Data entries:
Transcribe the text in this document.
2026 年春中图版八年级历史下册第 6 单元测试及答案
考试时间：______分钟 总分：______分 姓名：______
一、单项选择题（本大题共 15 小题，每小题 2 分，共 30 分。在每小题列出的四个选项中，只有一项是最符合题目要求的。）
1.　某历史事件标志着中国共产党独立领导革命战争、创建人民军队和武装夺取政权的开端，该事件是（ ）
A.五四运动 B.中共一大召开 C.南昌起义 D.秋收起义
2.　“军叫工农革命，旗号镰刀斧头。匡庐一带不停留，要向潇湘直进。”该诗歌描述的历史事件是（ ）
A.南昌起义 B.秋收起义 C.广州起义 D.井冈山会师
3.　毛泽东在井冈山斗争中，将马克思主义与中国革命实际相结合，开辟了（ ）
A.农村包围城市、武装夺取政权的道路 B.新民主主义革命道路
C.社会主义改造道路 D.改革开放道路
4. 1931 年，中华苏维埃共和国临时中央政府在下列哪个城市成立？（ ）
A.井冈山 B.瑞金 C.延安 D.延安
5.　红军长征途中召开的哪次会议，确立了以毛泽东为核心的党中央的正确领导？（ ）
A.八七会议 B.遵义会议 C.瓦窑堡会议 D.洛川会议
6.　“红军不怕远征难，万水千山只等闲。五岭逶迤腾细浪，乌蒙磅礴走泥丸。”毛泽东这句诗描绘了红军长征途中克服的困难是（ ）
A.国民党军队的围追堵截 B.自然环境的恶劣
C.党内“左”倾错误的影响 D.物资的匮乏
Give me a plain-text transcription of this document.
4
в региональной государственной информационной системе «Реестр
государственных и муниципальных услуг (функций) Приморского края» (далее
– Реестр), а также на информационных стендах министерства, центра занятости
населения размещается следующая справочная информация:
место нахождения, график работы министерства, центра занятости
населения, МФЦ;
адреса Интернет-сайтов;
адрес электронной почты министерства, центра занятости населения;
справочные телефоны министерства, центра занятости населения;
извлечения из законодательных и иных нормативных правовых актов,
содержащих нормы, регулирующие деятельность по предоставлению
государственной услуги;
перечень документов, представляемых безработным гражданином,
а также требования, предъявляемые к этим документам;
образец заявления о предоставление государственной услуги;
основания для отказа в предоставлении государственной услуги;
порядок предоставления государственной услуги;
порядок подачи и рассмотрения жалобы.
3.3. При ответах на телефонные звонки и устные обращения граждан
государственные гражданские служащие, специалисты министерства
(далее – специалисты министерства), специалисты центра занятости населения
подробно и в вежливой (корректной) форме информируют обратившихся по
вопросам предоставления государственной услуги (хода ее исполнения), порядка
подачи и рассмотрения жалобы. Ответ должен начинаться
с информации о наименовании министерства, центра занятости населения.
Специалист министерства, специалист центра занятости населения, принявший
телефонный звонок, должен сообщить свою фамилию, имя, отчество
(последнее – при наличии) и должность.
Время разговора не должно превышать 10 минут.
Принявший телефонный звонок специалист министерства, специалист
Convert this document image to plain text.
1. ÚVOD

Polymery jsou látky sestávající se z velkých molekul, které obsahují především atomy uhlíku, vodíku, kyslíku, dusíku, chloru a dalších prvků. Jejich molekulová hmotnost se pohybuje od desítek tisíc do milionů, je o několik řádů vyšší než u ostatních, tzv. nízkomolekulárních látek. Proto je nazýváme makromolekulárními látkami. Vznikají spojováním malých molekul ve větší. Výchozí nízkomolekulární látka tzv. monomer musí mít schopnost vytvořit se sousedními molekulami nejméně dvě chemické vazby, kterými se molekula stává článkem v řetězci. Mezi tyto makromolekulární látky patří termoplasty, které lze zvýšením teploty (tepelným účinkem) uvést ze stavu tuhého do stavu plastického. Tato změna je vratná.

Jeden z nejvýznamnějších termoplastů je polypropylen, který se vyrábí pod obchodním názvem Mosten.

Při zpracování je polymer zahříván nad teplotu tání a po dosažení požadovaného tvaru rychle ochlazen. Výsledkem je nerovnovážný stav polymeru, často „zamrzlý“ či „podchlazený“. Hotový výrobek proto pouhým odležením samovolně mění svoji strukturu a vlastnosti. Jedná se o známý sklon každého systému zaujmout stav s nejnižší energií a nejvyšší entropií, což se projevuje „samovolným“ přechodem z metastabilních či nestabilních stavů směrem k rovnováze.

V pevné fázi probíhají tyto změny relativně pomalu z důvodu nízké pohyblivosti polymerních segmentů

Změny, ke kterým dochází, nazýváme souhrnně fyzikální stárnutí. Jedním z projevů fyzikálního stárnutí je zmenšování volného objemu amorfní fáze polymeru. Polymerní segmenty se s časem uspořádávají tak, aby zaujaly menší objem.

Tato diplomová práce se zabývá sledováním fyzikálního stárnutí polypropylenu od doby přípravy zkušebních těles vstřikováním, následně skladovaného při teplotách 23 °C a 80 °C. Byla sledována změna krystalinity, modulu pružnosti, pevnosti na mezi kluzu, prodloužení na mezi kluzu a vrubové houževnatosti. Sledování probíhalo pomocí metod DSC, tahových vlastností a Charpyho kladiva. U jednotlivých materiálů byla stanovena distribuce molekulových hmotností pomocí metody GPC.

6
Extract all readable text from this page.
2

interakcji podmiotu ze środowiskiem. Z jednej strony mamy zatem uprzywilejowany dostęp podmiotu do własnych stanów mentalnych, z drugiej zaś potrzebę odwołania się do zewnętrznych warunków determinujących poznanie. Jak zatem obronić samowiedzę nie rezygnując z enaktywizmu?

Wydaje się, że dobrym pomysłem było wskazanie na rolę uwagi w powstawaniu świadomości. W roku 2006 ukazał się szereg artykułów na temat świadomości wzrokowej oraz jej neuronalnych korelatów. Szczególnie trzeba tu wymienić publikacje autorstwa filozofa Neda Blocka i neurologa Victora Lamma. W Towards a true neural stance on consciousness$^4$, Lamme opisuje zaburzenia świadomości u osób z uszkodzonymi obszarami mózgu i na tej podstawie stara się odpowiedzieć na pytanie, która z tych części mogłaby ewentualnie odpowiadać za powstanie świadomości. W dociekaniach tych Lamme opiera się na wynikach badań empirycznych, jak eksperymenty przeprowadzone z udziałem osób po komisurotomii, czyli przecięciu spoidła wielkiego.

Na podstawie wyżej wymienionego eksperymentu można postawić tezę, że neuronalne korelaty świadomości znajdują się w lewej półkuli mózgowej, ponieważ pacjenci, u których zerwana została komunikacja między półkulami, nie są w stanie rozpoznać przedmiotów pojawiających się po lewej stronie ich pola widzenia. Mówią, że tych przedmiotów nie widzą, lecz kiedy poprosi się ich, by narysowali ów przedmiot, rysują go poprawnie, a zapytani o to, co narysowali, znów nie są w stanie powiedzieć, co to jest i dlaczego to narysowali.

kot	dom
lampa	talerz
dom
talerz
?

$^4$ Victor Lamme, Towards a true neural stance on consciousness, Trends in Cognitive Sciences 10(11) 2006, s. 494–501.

● **Exercise brief**:
Each line in the data that holds the string "звонок" should be found and copied.

● **Solution to this exercise**:
телефонный звонок, должен сообщить свою фамилию, имя, отчество
Принявший телефонный звонок специалист министерства, специалист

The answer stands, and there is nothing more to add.